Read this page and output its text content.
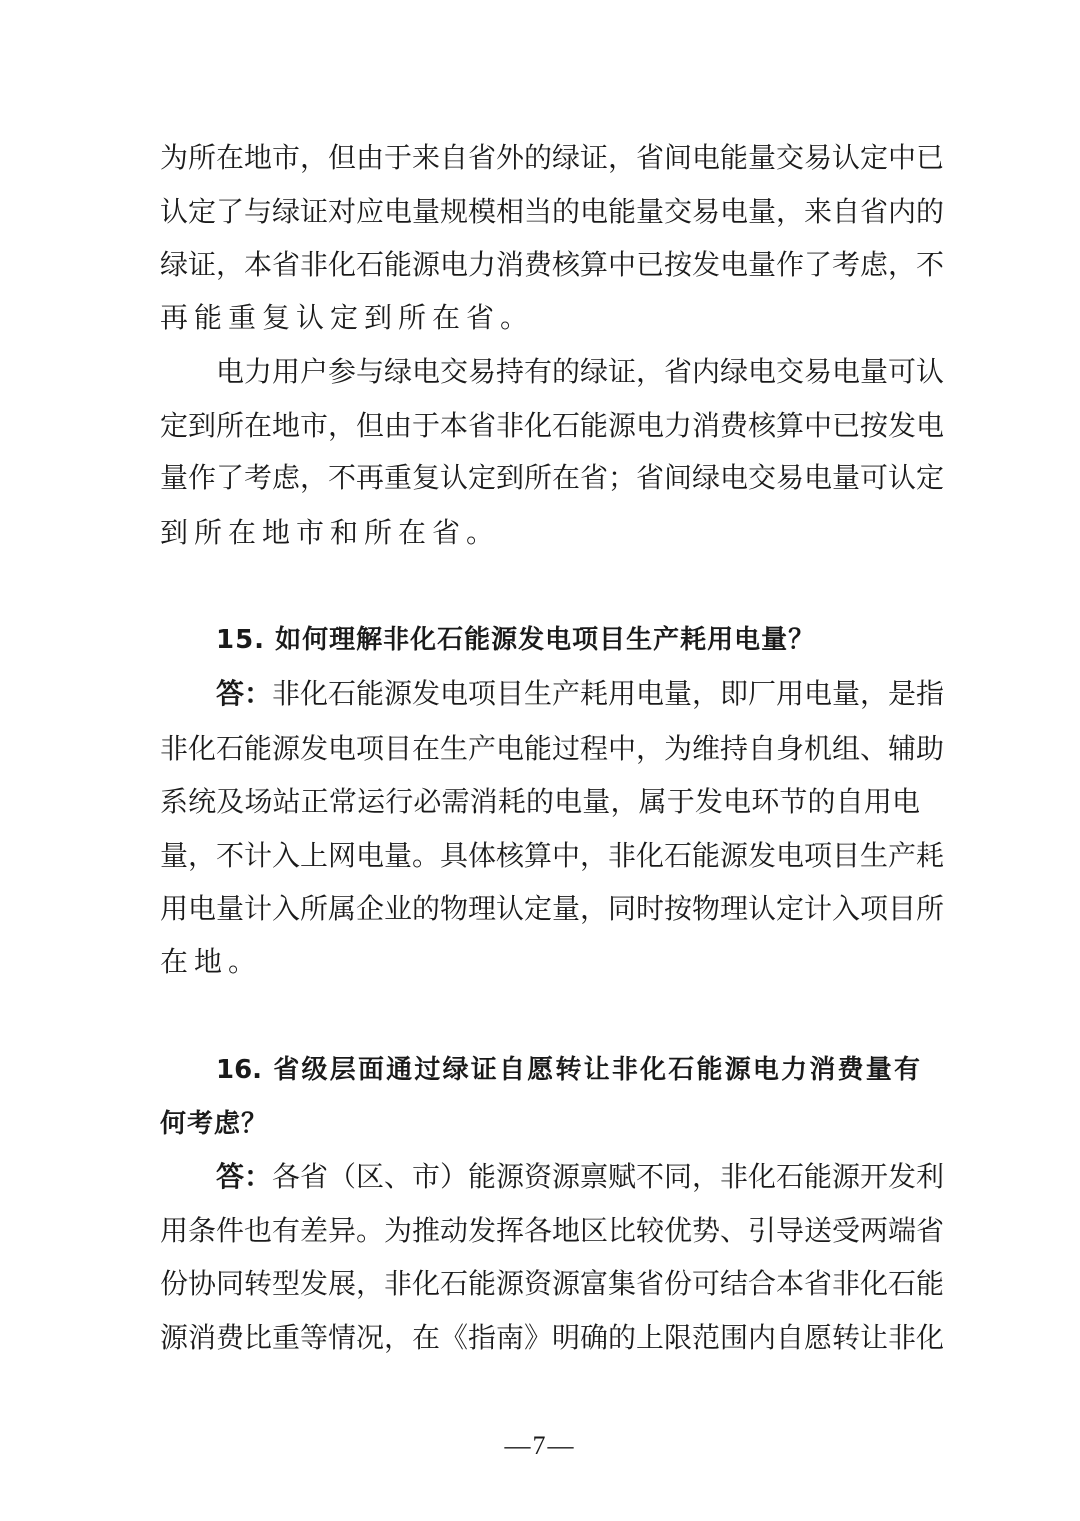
为所在地市，但由于来自省外的绿证，省间电能量交易认定中已
认定了与绿证对应电量规模相当的电能量交易电量，来自省内的
绿证，本省非化石能源电力消费核算中已按发电量作了考虑，不
再能重复认定到所在省。
电力用户参与绿电交易持有的绿证，省内绿电交易电量可认
定到所在地市，但由于本省非化石能源电力消费核算中已按发电
量作了考虑，不再重复认定到所在省；省间绿电交易电量可认定
到所在地市和所在省。
15. 如何理解非化石能源发电项目生产耗用电量？
答：非化石能源发电项目生产耗用电量，即厂用电量，是指
非化石能源发电项目在生产电能过程中，为维持自身机组、辅助
系统及场站正常运行必需消耗的电量，属于发电环节的自用电
量，不计入上网电量。具体核算中，非化石能源发电项目生产耗
用电量计入所属企业的物理认定量，同时按物理认定计入项目所
在地。
16. 省级层面通过绿证自愿转让非化石能源电力消费量有
何考虑？
答：各省（区、市）能源资源禀赋不同，非化石能源开发利
用条件也有差异。为推动发挥各地区比较优势、引导送受两端省
份协同转型发展，非化石能源资源富集省份可结合本省非化石能
源消费比重等情况，在《指南》明确的上限范围内自愿转让非化
—7—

□ □ □ □ □

AIM OF THE EXERCISE: Copy the records above exactly, leaving out every picture.

FULL SOLUTION:
Read this page and output its text content.
为所在地市，但由于来自省外的绿证，省间电能量交易认定中已
认定了与绿证对应电量规模相当的电能量交易电量，来自省内的
绿证，本省非化石能源电力消费核算中已按发电量作了考虑，不
再能重复认定到所在省。
电力用户参与绿电交易持有的绿证，省内绿电交易电量可认
定到所在地市，但由于本省非化石能源电力消费核算中已按发电
量作了考虑，不再重复认定到所在省；省间绿电交易电量可认定
到所在地市和所在省。
15. 如何理解非化石能源发电项目生产耗用电量？
答：非化石能源发电项目生产耗用电量，即厂用电量，是指
非化石能源发电项目在生产电能过程中，为维持自身机组、辅助
系统及场站正常运行必需消耗的电量，属于发电环节的自用电
量，不计入上网电量。具体核算中，非化石能源发电项目生产耗
用电量计入所属企业的物理认定量，同时按物理认定计入项目所
在地。
16. 省级层面通过绿证自愿转让非化石能源电力消费量有
何考虑？
答：各省（区、市）能源资源禀赋不同，非化石能源开发利
用条件也有差异。为推动发挥各地区比较优势、引导送受两端省
份协同转型发展，非化石能源资源富集省份可结合本省非化石能
源消费比重等情况，在《指南》明确的上限范围内自愿转让非化
—7—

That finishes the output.